Your objective
Only the pictures are to be left out; set down the rest of the records exactly.

Data for this task
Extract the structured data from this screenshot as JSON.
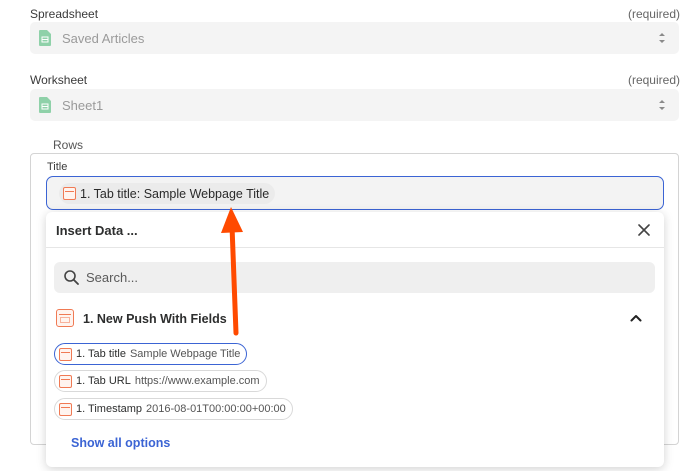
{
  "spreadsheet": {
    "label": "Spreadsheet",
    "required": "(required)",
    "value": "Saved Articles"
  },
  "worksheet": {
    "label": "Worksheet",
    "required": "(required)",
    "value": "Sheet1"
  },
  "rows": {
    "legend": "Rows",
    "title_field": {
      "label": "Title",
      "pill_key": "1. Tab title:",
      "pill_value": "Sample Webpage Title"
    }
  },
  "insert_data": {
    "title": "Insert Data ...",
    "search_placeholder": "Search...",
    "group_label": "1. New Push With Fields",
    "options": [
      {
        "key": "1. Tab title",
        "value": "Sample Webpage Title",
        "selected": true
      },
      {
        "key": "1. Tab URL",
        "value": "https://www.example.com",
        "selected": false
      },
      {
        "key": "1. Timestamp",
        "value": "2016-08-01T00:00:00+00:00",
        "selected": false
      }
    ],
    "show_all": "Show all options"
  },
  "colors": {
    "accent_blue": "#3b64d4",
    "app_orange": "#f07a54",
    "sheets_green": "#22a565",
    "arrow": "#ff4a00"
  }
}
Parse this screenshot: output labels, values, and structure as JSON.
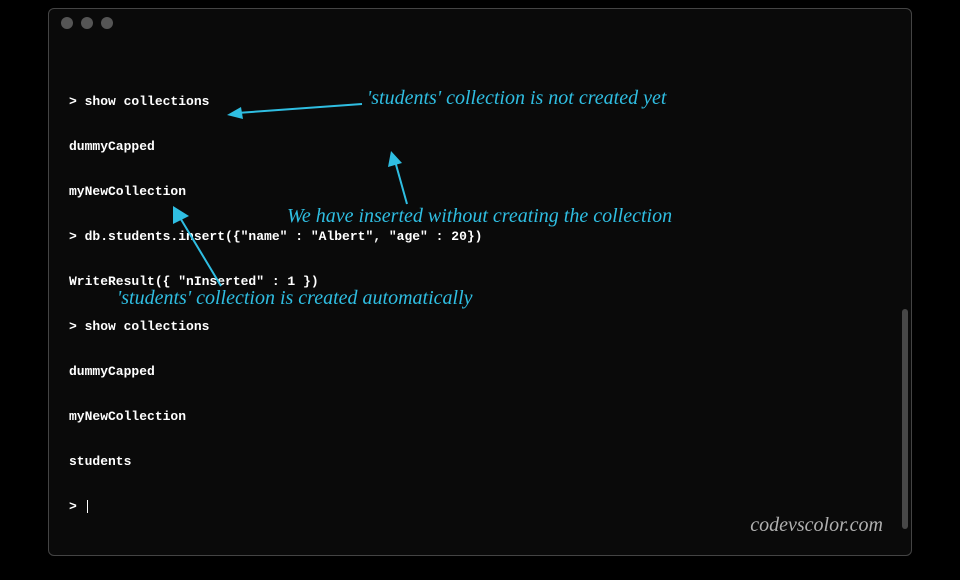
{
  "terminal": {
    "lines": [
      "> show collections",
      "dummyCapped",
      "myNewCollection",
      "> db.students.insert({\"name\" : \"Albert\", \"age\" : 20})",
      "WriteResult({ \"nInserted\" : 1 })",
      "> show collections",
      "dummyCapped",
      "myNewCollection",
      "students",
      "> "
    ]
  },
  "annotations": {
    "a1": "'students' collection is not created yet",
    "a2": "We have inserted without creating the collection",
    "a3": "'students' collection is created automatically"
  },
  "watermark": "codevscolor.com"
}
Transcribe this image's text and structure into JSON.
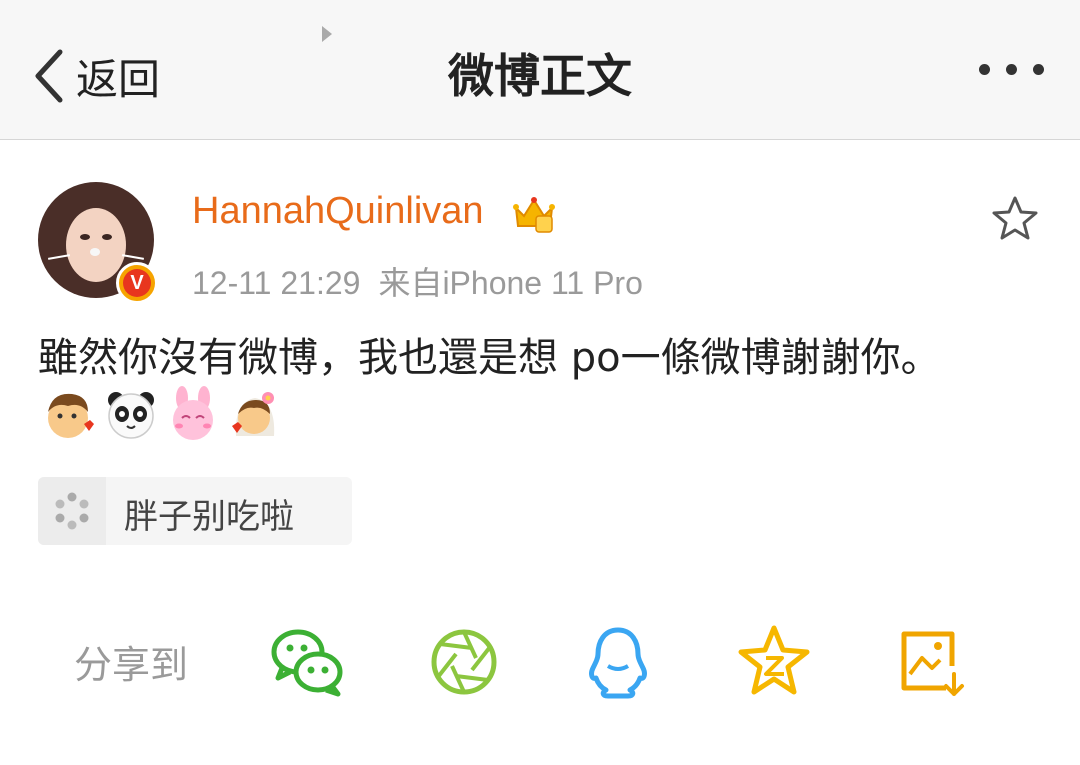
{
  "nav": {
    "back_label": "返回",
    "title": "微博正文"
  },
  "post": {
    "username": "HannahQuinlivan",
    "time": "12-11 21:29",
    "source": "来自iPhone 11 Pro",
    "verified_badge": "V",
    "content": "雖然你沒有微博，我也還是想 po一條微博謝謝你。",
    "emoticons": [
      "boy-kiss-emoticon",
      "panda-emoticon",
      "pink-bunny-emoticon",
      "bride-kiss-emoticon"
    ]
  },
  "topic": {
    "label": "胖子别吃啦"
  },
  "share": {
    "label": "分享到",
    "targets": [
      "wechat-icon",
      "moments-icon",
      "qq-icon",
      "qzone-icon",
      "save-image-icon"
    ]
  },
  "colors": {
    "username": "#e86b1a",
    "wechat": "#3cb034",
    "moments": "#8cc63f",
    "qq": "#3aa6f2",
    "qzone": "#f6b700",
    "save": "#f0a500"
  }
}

Expected answer
Extract the structured data from this screenshot as JSON.
{
  "spreadsheet": {
    "label": "Spreadsheet",
    "required": "(required)",
    "value": "Saved Articles"
  },
  "worksheet": {
    "label": "Worksheet",
    "required": "(required)",
    "value": "Sheet1"
  },
  "rows": {
    "legend": "Rows",
    "title_field": {
      "label": "Title",
      "pill_key": "1. Tab title:",
      "pill_value": "Sample Webpage Title"
    }
  },
  "insert_data": {
    "title": "Insert Data ...",
    "search_placeholder": "Search...",
    "group_label": "1. New Push With Fields",
    "options": [
      {
        "key": "1. Tab title",
        "value": "Sample Webpage Title",
        "selected": true
      },
      {
        "key": "1. Tab URL",
        "value": "https://www.example.com",
        "selected": false
      },
      {
        "key": "1. Timestamp",
        "value": "2016-08-01T00:00:00+00:00",
        "selected": false
      }
    ],
    "show_all": "Show all options"
  },
  "colors": {
    "accent_blue": "#3b64d4",
    "app_orange": "#f07a54",
    "sheets_green": "#22a565",
    "arrow": "#ff4a00"
  }
}
Parse this screenshot: output labels, values, and structure as JSON.
{
  "terminal": {
    "lines": [
      "> show collections",
      "dummyCapped",
      "myNewCollection",
      "> db.students.insert({\"name\" : \"Albert\", \"age\" : 20})",
      "WriteResult({ \"nInserted\" : 1 })",
      "> show collections",
      "dummyCapped",
      "myNewCollection",
      "students",
      "> "
    ]
  },
  "annotations": {
    "a1": "'students' collection is not created yet",
    "a2": "We have inserted without creating the collection",
    "a3": "'students' collection is created automatically"
  },
  "watermark": "codevscolor.com"
}
Transcribe this image's text and structure into JSON.
{
  "nav": {
    "back_label": "返回",
    "title": "微博正文"
  },
  "post": {
    "username": "HannahQuinlivan",
    "time": "12-11 21:29",
    "source": "来自iPhone 11 Pro",
    "verified_badge": "V",
    "content": "雖然你沒有微博，我也還是想 po一條微博謝謝你。",
    "emoticons": [
      "boy-kiss-emoticon",
      "panda-emoticon",
      "pink-bunny-emoticon",
      "bride-kiss-emoticon"
    ]
  },
  "topic": {
    "label": "胖子别吃啦"
  },
  "share": {
    "label": "分享到",
    "targets": [
      "wechat-icon",
      "moments-icon",
      "qq-icon",
      "qzone-icon",
      "save-image-icon"
    ]
  },
  "colors": {
    "username": "#e86b1a",
    "wechat": "#3cb034",
    "moments": "#8cc63f",
    "qq": "#3aa6f2",
    "qzone": "#f6b700",
    "save": "#f0a500"
  }
}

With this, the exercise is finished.